> SHORT TASK
Take the material below and write it all out again exactly.

> RECORDS FOR THIS EXERCISE

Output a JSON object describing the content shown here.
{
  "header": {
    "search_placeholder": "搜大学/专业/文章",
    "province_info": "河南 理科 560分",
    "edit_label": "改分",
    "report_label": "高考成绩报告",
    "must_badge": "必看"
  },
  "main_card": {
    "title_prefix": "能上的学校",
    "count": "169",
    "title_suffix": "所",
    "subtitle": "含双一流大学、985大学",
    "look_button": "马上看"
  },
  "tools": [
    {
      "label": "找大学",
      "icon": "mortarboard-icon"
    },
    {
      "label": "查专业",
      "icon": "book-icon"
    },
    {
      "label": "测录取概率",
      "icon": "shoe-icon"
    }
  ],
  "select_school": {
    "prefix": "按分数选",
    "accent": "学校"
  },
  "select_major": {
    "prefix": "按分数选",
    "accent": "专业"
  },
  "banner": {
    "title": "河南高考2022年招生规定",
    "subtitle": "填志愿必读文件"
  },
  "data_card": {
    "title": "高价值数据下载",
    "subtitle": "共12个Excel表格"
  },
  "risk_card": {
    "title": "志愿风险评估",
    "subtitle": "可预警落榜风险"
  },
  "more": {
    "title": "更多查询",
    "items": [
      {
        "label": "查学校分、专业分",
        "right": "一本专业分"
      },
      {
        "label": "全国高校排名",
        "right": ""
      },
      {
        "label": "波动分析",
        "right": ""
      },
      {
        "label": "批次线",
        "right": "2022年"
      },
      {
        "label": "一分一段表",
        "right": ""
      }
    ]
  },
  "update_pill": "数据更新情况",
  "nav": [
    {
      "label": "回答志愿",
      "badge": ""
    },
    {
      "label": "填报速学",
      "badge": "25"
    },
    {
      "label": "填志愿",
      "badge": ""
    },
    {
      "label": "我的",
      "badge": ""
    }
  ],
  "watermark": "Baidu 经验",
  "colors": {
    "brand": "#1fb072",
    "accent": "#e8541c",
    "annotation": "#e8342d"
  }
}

> RESPONSE FOR THIS EXERCISE
Output a JSON object describing the content shown here.
{
  "header": {
    "search_placeholder": "搜大学/专业/文章",
    "province_info": "河南 理科 560分",
    "edit_label": "改分",
    "report_label": "高考成绩报告",
    "must_badge": "必看"
  },
  "main_card": {
    "title_prefix": "能上的学校",
    "count": "169",
    "title_suffix": "所",
    "subtitle": "含双一流大学、985大学",
    "look_button": "马上看"
  },
  "tools": [
    {
      "label": "找大学",
      "icon": "mortarboard-icon"
    },
    {
      "label": "查专业",
      "icon": "book-icon"
    },
    {
      "label": "测录取概率",
      "icon": "shoe-icon"
    }
  ],
  "select_school": {
    "prefix": "按分数选",
    "accent": "学校"
  },
  "select_major": {
    "prefix": "按分数选",
    "accent": "专业"
  },
  "banner": {
    "title": "河南高考2022年招生规定",
    "subtitle": "填志愿必读文件"
  },
  "data_card": {
    "title": "高价值数据下载",
    "subtitle": "共12个Excel表格"
  },
  "risk_card": {
    "title": "志愿风险评估",
    "subtitle": "可预警落榜风险"
  },
  "more": {
    "title": "更多查询",
    "items": [
      {
        "label": "查学校分、专业分",
        "right": "一本专业分"
      },
      {
        "label": "全国高校排名",
        "right": ""
      },
      {
        "label": "波动分析",
        "right": ""
      },
      {
        "label": "批次线",
        "right": "2022年"
      },
      {
        "label": "一分一段表",
        "right": ""
      }
    ]
  },
  "update_pill": "数据更新情况",
  "nav": [
    {
      "label": "回答志愿",
      "badge": ""
    },
    {
      "label": "填报速学",
      "badge": "25"
    },
    {
      "label": "填志愿",
      "badge": ""
    },
    {
      "label": "我的",
      "badge": ""
    }
  ],
  "watermark": "Baidu 经验",
  "colors": {
    "brand": "#1fb072",
    "accent": "#e8541c",
    "annotation": "#e8342d"
  }
}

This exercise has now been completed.